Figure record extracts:
..........
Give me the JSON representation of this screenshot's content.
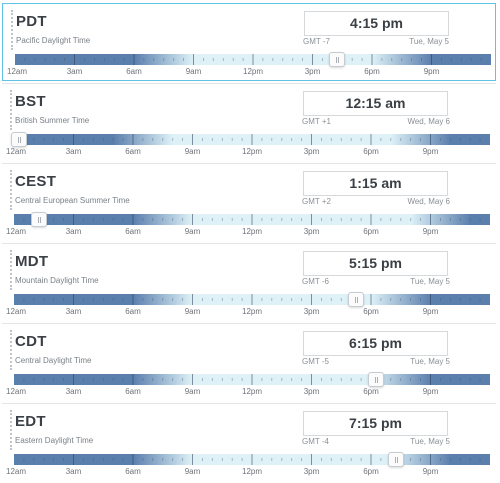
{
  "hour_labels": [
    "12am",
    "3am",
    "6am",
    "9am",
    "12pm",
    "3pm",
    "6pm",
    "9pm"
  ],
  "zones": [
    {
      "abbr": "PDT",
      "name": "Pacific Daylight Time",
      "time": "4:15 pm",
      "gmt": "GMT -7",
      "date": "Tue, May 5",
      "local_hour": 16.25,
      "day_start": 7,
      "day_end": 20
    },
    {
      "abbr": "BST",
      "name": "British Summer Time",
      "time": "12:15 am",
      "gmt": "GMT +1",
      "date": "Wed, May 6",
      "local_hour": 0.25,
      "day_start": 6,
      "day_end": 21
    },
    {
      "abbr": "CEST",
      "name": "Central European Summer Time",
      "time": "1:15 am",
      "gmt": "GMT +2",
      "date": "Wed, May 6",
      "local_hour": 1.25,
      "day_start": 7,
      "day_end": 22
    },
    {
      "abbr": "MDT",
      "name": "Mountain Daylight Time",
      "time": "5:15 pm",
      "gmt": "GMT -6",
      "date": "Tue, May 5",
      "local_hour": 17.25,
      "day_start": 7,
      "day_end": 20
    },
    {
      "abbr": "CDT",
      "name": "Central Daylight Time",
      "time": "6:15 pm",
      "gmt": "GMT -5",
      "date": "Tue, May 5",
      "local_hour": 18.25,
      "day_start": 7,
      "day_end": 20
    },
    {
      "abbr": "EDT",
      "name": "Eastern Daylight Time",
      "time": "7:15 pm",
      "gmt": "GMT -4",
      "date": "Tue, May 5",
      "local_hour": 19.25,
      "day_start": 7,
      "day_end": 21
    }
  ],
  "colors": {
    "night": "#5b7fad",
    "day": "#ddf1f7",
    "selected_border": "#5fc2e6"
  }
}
..........
Every record above should be transcribed exactly; the pictures stay out of the copy.

> [Solution below]:
Give me the JSON representation of this screenshot's content.
{
  "hour_labels": [
    "12am",
    "3am",
    "6am",
    "9am",
    "12pm",
    "3pm",
    "6pm",
    "9pm"
  ],
  "zones": [
    {
      "abbr": "PDT",
      "name": "Pacific Daylight Time",
      "time": "4:15 pm",
      "gmt": "GMT -7",
      "date": "Tue, May 5",
      "local_hour": 16.25,
      "day_start": 7,
      "day_end": 20
    },
    {
      "abbr": "BST",
      "name": "British Summer Time",
      "time": "12:15 am",
      "gmt": "GMT +1",
      "date": "Wed, May 6",
      "local_hour": 0.25,
      "day_start": 6,
      "day_end": 21
    },
    {
      "abbr": "CEST",
      "name": "Central European Summer Time",
      "time": "1:15 am",
      "gmt": "GMT +2",
      "date": "Wed, May 6",
      "local_hour": 1.25,
      "day_start": 7,
      "day_end": 22
    },
    {
      "abbr": "MDT",
      "name": "Mountain Daylight Time",
      "time": "5:15 pm",
      "gmt": "GMT -6",
      "date": "Tue, May 5",
      "local_hour": 17.25,
      "day_start": 7,
      "day_end": 20
    },
    {
      "abbr": "CDT",
      "name": "Central Daylight Time",
      "time": "6:15 pm",
      "gmt": "GMT -5",
      "date": "Tue, May 5",
      "local_hour": 18.25,
      "day_start": 7,
      "day_end": 20
    },
    {
      "abbr": "EDT",
      "name": "Eastern Daylight Time",
      "time": "7:15 pm",
      "gmt": "GMT -4",
      "date": "Tue, May 5",
      "local_hour": 19.25,
      "day_start": 7,
      "day_end": 21
    }
  ],
  "colors": {
    "night": "#5b7fad",
    "day": "#ddf1f7",
    "selected_border": "#5fc2e6"
  }
}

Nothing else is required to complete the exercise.